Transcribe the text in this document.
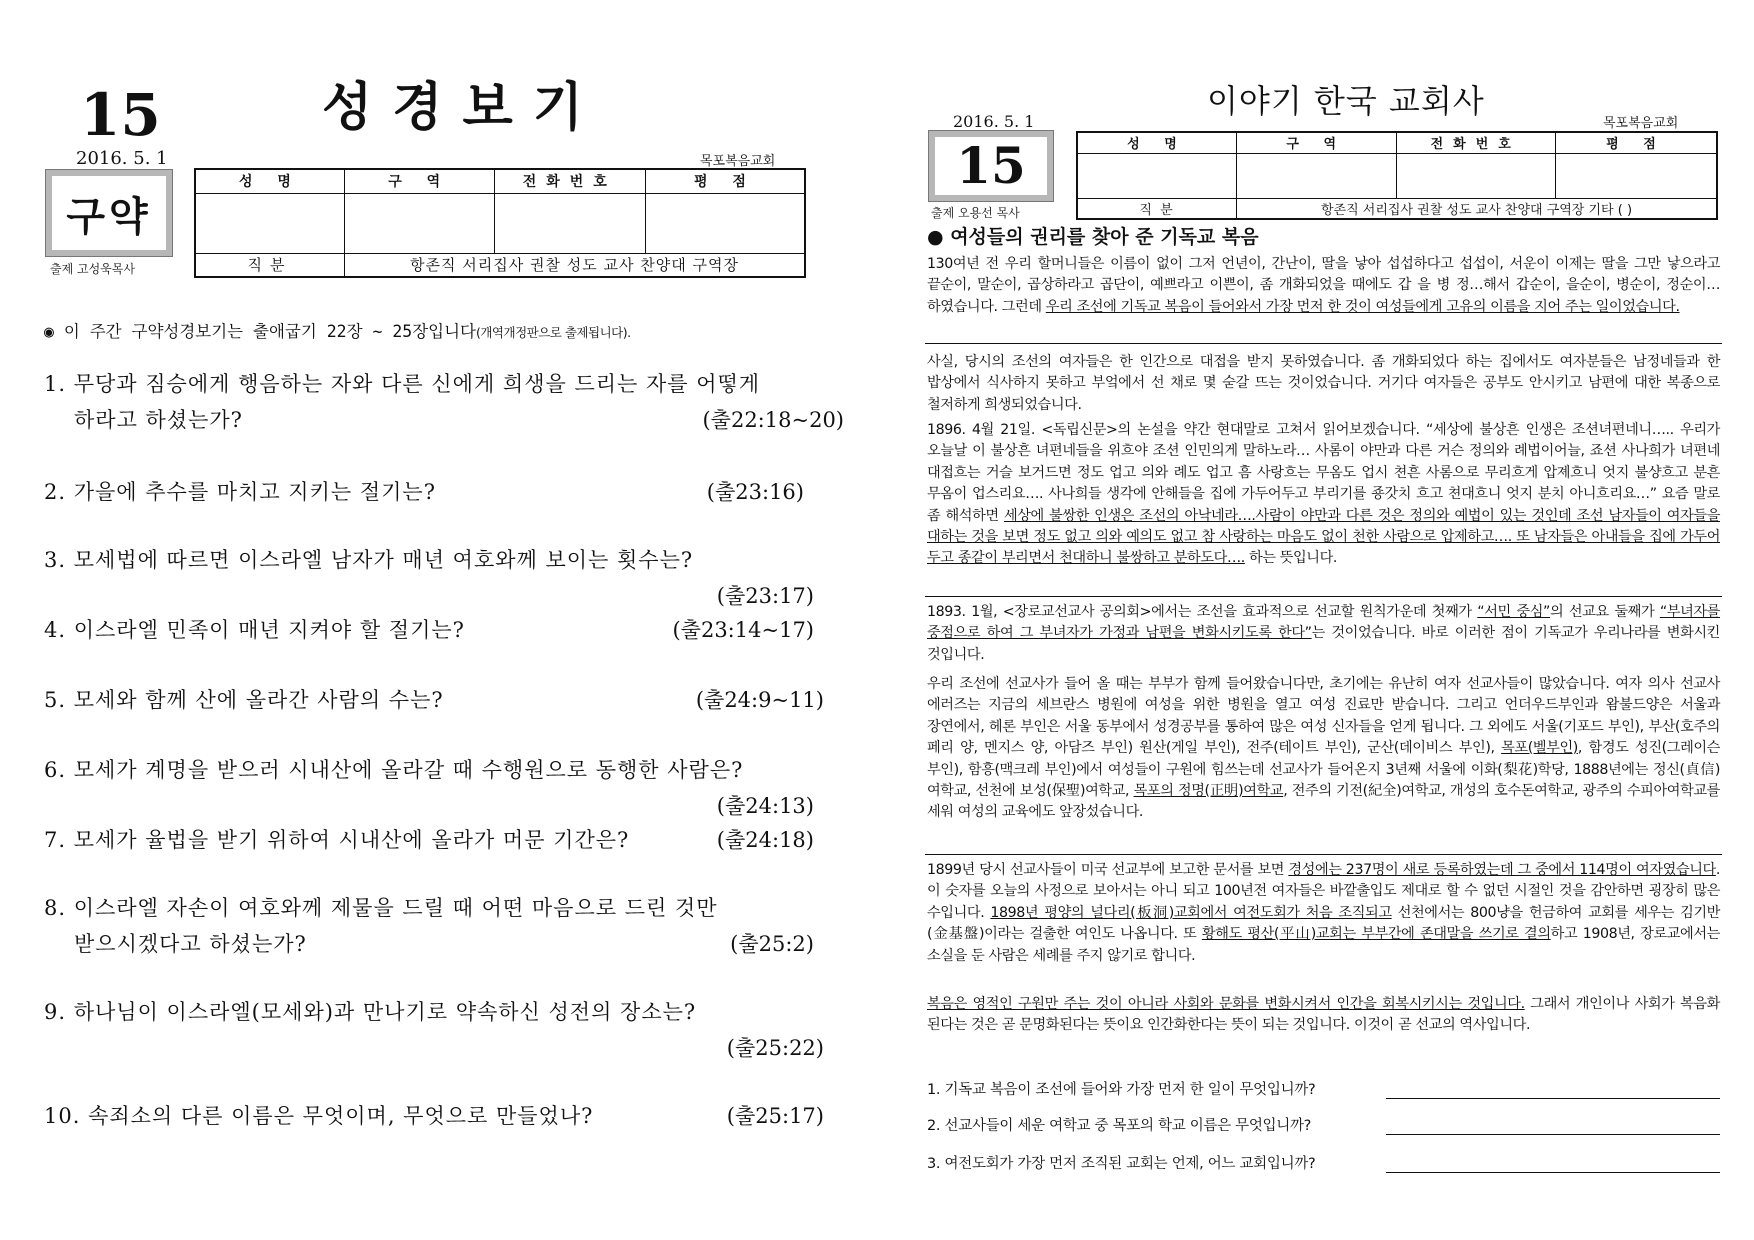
15	성경보기
2016. 5. 1	목포복음교회
구약
출제 고성욱목사
성 명	구 역	전화번호	평 점

직분	항존직 서리집사 권찰 성도 교사 찬양대 구역장		
◉ 이 주간 구약성경보기는 출애굽기 22장 ~ 25장입니다(개역개정판으로 출제됩니다).
1. 무당과 짐승에게 행음하는 자와 다른 신에게 희생을 드리는 자를 어떻게
하라고 하셨는가?	(출22:18~20)
2. 가을에 추수를 마치고 지키는 절기는?	(출23:16)
3. 모세법에 따르면 이스라엘 남자가 매년 여호와께 보이는 횟수는?
(출23:17)
4. 이스라엘 민족이 매년 지켜야 할 절기는?	(출23:14~17)
5. 모세와 함께 산에 올라간 사람의 수는?	(출24:9~11)
6. 모세가 계명을 받으러 시내산에 올라갈 때 수행원으로 동행한 사람은?
(출24:13)
7. 모세가 율법을 받기 위하여 시내산에 올라가 머문 기간은?	(출24:18)
8. 이스라엘 자손이 여호와께 제물을 드릴 때 어떤 마음으로 드린 것만
받으시겠다고 하셨는가?	(출25:2)
9. 하나님이 이스라엘(모세와)과 만나기로 약속하신 성전의 장소는?
(출25:22)
10. 속죄소의 다른 이름은 무엇이며, 무엇으로 만들었나?	(출25:17)
이야기 한국 교회사
2016. 5. 1	목포복음교회
15
출제 오용선 목사
성 명	구 역	전화번호	평 점

직 분	항존직 서리집사 권찰 성도 교사 찬양대 구역장 기타 ( )		
● 여성들의 권리를 찾아 준 기독교 복음
130여년 전 우리 할머니들은 이름이 없이 그저 언년이, 간난이, 딸을 낳아 섭섭하다고 섭섭이, 서운이 이제는 딸을 그만 낳으라고 끝순이, 말순이, 곱상하라고 곱단이, 예쁘라고 이쁜이, 좀 개화되었을 때에도 갑 을 병 정…해서 갑순이, 을순이, 병순이, 정순이…하였습니다. 그런데 우리 조선에 기독교 복음이 들어와서 가장 먼저 한 것이 여성들에게 고유의 이름을 지어 주는 일이었습니다.
사실, 당시의 조선의 여자들은 한 인간으로 대접을 받지 못하였습니다. 좀 개화되었다 하는 집에서도 여자분들은 남정네들과 한 밥상에서 식사하지 못하고 부엌에서 선 채로 몇 숟갈 뜨는 것이었습니다. 거기다 여자들은 공부도 안시키고 남편에 대한 복종으로 철저하게 희생되었습니다.
1896. 4월 21일. <독립신문>의 논설을 약간 현대말로 고쳐서 읽어보겠습니다. “세상에 불상흔 인생은 조션녀편네니….. 우리가 오늘날 이 불상흔 녀편네들을 위흐야 조션 인민의게 말하노라… 사롬이 야만과 다른 거슨 정의와 례법이어늘, 죠션 사나희가 녀편네 대접흐는 거슬 보거드면 정도 업고 의와 례도 업고 흠 사랑흐는 무옴도 업시 쳔흔 사롬으로 무리흐게 압졔흐니 엇지 불샹흐고 분흔 무옴이 업스리요…. 사나희들 생각에 안해들을 집에 가두어두고 부리기를 죵갓치 흐고 쳔대흐니 엇지 분치 아니흐리요…” 요즘 말로 좀 해석하면 세상에 불쌍한 인생은 조선의 아낙네라….사람이 야만과 다른 것은 정의와 예법이 있는 것인데 조선 남자들이 여자들을 대하는 것을 보면 정도 없고 의와 예의도 없고 참 사랑하는 마음도 없이 천한 사람으로 압제하고…. 또 남자들은 아내들을 집에 가두어 두고 종같이 부리면서 천대하니 불쌍하고 분하도다…. 하는 뜻입니다.
1893. 1월, <장로교선교사 공의회>에서는 조선을 효과적으로 선교할 원칙가운데 첫째가 “서민 중심”의 선교요 둘째가 “부녀자를 중점으로 하여 그 부녀자가 가정과 남편을 변화시키도록 한다”는 것이었습니다. 바로 이러한 점이 기독교가 우리나라를 변화시킨 것입니다.
우리 조선에 선교사가 들어 올 때는 부부가 함께 들어왔습니다만, 초기에는 유난히 여자 선교사들이 많았습니다. 여자 의사 선교사 에러즈는 지금의 세브란스 병원에 여성을 위한 병원을 열고 여성 진료만 받습니다. 그리고 언더우드부인과 왐불드양은 서울과 장연에서, 헤론 부인은 서울 동부에서 성경공부를 통하여 많은 여성 신자들을 얻게 됩니다. 그 외에도 서울(기포드 부인), 부산(호주의 페리 양, 멘지스 양, 아담즈 부인) 원산(게일 부인), 전주(테이트 부인), 군산(데이비스 부인), 목포(벨부인), 함경도 성진(그레이슨 부인), 함흥(맥크레 부인)에서 여성들이 구원에 힘쓰는데 선교사가 들어온지 3년째 서울에 이화(梨花)학당, 1888년에는 정신(貞信)여학교, 선천에 보성(保聖)여학교, 목포의 정명(正明)여학교, 전주의 기전(紀全)여학교, 개성의 호수돈여학교, 광주의 수피아여학교를 세워 여성의 교육에도 앞장섰습니다.
1899년 당시 선교사들이 미국 선교부에 보고한 문서를 보면 경성에는 237명이 새로 등록하였는데 그 중에서 114명이 여자였습니다. 이 숫자를 오늘의 사정으로 보아서는 아니 되고 100년전 여자들은 바깥출입도 제대로 할 수 없던 시절인 것을 감안하면 굉장히 많은 수입니다. 1898년 평양의 널다리(板洞)교회에서 여전도회가 처음 조직되고 선천에서는 800냥을 헌금하여 교회를 세우는 김기반(金基盤)이라는 걸출한 여인도 나옵니다. 또 황해도 평산(平山)교회는 부부간에 존대말을 쓰기로 결의하고 1908년, 장로교에서는 소실을 둔 사람은 세례를 주지 않기로 합니다.
복음은 영적인 구원만 주는 것이 아니라 사회와 문화를 변화시켜서 인간을 회복시키시는 것입니다. 그래서 개인이나 사회가 복음화 된다는 것은 곧 문명화된다는 뜻이요 인간화한다는 뜻이 되는 것입니다. 이것이 곧 선교의 역사입니다.
1. 기독교 복음이 조선에 들어와 가장 먼저 한 일이 무엇입니까?
2. 선교사들이 세운 여학교 중 목포의 학교 이름은 무엇입니까?
3. 여전도회가 가장 먼저 조직된 교회는 언제, 어느 교회입니까?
══════
List every line above containing the word "것이었습니다".

_EXERCISE SOLUTION_.
사실, 당시의 조선의 여자들은 한 인간으로 대접을 받지 못하였습니다. 좀 개화되었다 하는 집에서도 여자분들은 남정네들과 한 밥상에서 식사하지 못하고 부엌에서 선 채로 몇 숟갈 뜨는 것이었습니다. 거기다 여자들은 공부도 안시키고 남편에 대한 복종으로 철저하게 희생되었습니다.
1893. 1월, <장로교선교사 공의회>에서는 조선을 효과적으로 선교할 원칙가운데 첫째가 “서민 중심”의 선교요 둘째가 “부녀자를 중점으로 하여 그 부녀자가 가정과 남편을 변화시키도록 한다”는 것이었습니다. 바로 이러한 점이 기독교가 우리나라를 변화시킨 것입니다.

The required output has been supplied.